**Work required**
In the lines below, how many hold the word "trong"? Answer only with the number.
====== Input material ======
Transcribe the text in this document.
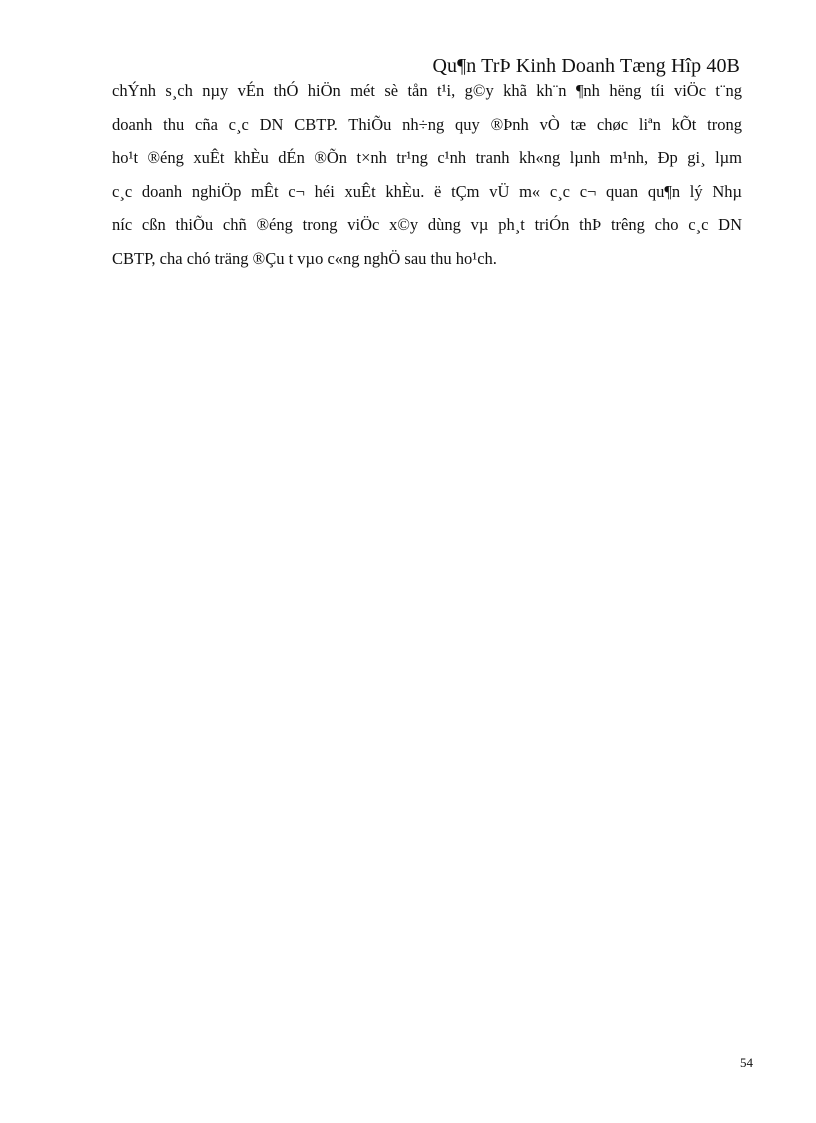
Qu¶n TrÞ Kinh Doanh Tæng Hîp 40B
chÝnh s¸ch nµy vÉn thÓ hiÖn mét sè tån t¹i, g©y khã kh¨n ¶nh hëng tíi viÖc t¨ng
doanh thu cña c¸c DN CBTP. ThiÕu nh÷ng quy ®Þnh vÒ tæ chøc liªn kÕt trong
ho¹t ®éng xuÊt khÈu dÉn ®Õn t×nh tr¹ng c¹nh tranh kh«ng lµnh m¹nh, Ðp gi¸ lµm
c¸c doanh nghiÖp mÊt c¬ héi xuÊt khÈu. ë tÇm vÜ m« c¸c c¬ quan qu¶n lý Nhµ
níc cßn thiÕu chñ ®éng trong viÖc x©y dùng vµ ph¸t triÓn thÞ trêng cho c¸c DN
CBTP, cha chó träng ®Çu t vµo c«ng nghÖ sau thu ho¹ch.
54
======
**Response to the exercise**
2